--- BEGIN Input for this task ---

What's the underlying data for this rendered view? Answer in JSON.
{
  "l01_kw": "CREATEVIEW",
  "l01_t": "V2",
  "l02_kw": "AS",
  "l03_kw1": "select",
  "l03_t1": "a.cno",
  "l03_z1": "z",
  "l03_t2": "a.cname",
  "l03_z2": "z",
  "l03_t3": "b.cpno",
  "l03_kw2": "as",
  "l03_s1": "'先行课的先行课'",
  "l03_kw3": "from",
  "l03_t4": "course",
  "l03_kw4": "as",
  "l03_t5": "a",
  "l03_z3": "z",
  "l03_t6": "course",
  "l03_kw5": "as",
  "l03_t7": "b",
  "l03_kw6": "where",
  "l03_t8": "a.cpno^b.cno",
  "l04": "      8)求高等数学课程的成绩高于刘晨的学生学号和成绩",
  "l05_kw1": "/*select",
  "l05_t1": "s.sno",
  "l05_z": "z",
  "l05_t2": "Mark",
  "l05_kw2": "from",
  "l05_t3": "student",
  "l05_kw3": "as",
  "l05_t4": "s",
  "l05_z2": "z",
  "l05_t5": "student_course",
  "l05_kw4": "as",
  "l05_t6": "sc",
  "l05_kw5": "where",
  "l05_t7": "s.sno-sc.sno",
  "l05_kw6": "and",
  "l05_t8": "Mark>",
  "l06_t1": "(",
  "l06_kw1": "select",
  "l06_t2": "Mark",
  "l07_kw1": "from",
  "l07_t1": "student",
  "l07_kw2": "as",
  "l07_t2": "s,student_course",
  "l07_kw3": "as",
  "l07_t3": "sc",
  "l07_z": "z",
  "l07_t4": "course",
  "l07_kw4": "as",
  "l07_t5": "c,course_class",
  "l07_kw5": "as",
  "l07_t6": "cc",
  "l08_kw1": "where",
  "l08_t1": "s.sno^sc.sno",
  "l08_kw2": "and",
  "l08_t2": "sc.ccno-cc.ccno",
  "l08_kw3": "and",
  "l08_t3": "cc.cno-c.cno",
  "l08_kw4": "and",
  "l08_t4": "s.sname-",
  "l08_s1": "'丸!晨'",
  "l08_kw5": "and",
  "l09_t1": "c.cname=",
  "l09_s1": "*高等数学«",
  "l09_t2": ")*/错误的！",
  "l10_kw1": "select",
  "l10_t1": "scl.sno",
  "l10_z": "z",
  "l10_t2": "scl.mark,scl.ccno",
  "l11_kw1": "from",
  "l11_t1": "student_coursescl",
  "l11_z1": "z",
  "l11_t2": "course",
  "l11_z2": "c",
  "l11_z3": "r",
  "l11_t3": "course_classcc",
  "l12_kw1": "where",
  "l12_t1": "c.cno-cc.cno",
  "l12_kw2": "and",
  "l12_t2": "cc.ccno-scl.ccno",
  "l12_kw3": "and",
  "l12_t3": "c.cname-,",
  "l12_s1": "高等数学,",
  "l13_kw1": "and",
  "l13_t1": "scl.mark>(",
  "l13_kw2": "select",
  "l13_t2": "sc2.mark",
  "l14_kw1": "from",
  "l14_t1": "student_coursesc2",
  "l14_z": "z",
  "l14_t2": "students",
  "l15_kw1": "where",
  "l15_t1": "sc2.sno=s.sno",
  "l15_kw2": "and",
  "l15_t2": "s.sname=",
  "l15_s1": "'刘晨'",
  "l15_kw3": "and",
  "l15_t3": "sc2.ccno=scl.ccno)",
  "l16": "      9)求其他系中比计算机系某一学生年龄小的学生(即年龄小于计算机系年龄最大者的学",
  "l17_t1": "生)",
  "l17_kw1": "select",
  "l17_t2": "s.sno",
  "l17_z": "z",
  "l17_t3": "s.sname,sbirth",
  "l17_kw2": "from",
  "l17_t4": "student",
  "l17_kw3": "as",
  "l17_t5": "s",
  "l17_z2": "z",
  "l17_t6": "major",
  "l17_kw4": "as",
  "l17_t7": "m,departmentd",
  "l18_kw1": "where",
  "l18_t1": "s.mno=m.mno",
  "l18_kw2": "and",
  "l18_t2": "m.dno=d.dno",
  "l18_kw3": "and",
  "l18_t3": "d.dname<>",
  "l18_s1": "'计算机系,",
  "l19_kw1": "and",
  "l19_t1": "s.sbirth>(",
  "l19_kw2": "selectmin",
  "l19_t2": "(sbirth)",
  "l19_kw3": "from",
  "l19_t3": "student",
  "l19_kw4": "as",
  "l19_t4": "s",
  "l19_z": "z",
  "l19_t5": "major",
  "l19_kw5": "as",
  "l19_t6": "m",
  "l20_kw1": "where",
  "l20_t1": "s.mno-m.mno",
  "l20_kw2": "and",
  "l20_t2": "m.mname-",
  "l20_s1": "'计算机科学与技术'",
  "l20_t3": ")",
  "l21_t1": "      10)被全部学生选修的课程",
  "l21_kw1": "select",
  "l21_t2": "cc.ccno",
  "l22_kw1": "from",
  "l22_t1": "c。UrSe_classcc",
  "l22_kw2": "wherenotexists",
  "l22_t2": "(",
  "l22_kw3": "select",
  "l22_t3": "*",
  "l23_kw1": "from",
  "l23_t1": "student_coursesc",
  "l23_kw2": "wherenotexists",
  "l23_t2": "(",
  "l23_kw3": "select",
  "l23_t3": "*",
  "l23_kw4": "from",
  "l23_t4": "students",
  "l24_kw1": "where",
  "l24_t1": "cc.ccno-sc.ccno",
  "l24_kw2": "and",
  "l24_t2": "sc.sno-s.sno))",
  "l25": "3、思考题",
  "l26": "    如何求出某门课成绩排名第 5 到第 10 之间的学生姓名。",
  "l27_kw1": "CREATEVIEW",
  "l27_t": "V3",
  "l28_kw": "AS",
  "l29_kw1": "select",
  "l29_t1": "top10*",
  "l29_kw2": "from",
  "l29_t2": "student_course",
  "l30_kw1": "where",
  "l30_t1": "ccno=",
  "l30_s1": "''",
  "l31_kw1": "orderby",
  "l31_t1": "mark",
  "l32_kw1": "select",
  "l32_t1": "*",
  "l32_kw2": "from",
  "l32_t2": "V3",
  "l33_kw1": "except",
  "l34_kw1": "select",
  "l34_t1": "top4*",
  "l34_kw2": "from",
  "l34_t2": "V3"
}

--- END Input for this task ---
--- BEGIN Input for this task ---

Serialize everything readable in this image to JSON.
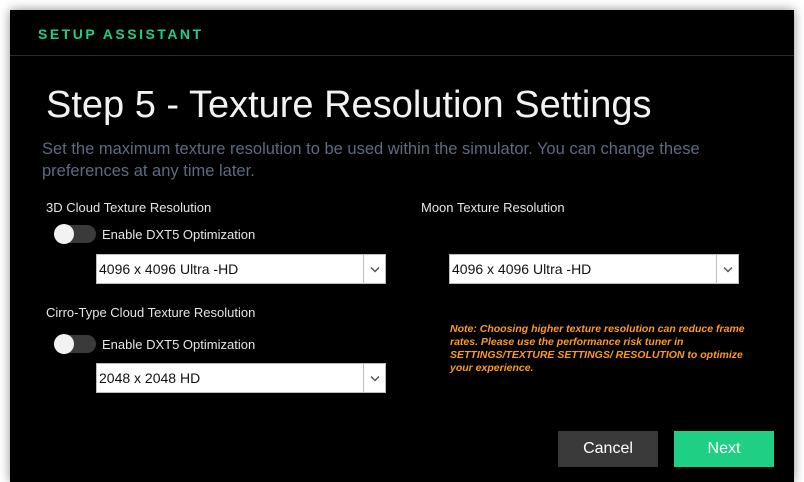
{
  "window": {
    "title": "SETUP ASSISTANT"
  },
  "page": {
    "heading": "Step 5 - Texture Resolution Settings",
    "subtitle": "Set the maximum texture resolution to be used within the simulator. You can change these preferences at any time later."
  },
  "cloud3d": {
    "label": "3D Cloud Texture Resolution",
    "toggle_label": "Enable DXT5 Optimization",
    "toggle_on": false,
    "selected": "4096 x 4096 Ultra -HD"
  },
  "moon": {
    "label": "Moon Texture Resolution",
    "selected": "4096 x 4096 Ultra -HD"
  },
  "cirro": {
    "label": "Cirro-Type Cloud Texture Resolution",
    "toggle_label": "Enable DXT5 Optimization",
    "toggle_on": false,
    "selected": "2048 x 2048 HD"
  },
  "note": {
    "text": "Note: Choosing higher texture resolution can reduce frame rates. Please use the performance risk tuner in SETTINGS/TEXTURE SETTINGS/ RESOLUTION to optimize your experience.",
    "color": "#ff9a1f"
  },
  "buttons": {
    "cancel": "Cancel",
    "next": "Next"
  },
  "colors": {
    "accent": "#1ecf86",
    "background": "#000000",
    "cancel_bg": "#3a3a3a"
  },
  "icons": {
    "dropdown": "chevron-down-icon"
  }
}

--- END Input for this task ---
--- BEGIN Input for this task ---

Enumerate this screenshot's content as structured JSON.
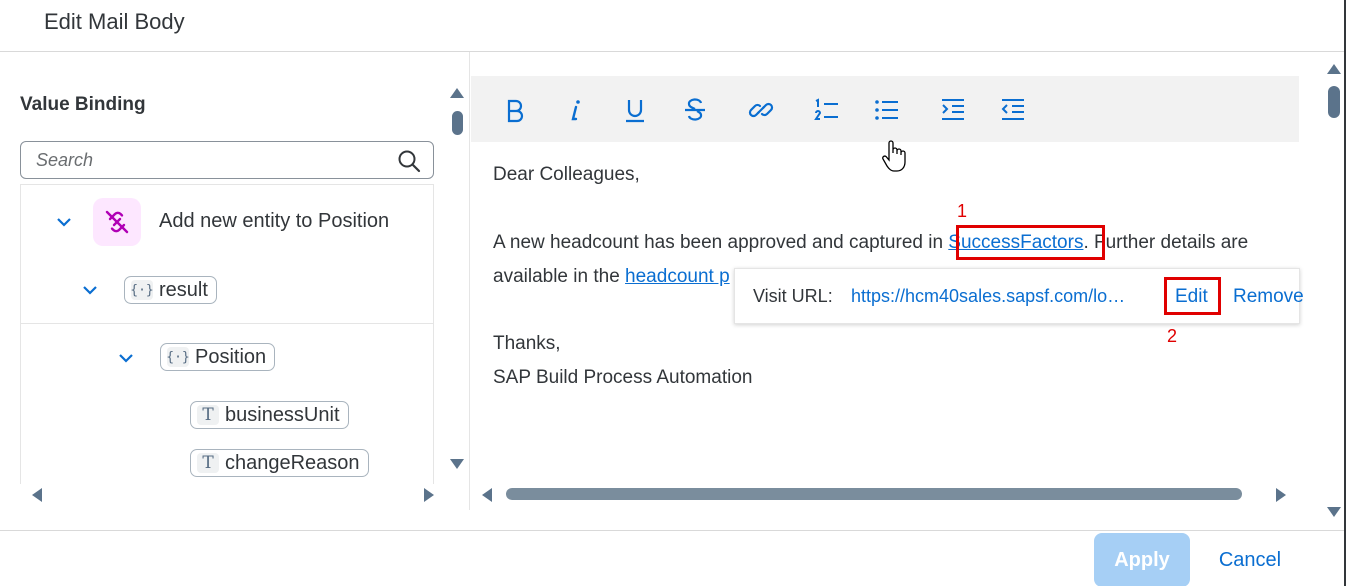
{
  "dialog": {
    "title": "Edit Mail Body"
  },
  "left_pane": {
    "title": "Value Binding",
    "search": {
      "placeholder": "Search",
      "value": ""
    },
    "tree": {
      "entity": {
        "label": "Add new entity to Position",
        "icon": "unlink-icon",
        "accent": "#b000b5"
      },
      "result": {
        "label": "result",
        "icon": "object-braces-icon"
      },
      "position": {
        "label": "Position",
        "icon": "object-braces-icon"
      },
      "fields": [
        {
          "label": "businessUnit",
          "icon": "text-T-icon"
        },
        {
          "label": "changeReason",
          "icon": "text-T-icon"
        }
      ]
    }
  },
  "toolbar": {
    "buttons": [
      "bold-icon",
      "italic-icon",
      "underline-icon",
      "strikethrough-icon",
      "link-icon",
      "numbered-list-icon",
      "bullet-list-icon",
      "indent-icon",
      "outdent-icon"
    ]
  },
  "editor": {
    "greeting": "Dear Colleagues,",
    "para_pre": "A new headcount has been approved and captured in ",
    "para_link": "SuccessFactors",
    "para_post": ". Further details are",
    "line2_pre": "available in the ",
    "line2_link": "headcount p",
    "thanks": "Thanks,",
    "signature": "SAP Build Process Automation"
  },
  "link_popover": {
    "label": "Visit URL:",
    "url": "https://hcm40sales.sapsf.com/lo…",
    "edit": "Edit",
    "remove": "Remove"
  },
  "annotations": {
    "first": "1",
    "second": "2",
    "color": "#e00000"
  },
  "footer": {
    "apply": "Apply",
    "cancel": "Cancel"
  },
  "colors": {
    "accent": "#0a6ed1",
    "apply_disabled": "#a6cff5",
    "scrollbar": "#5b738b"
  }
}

--- END Input for this task ---

Read through the lines above and collect those that contain the string "CREATEVIEW".

**Exercise result**
  "l01_kw": "CREATEVIEW",
  "l27_kw1": "CREATEVIEW",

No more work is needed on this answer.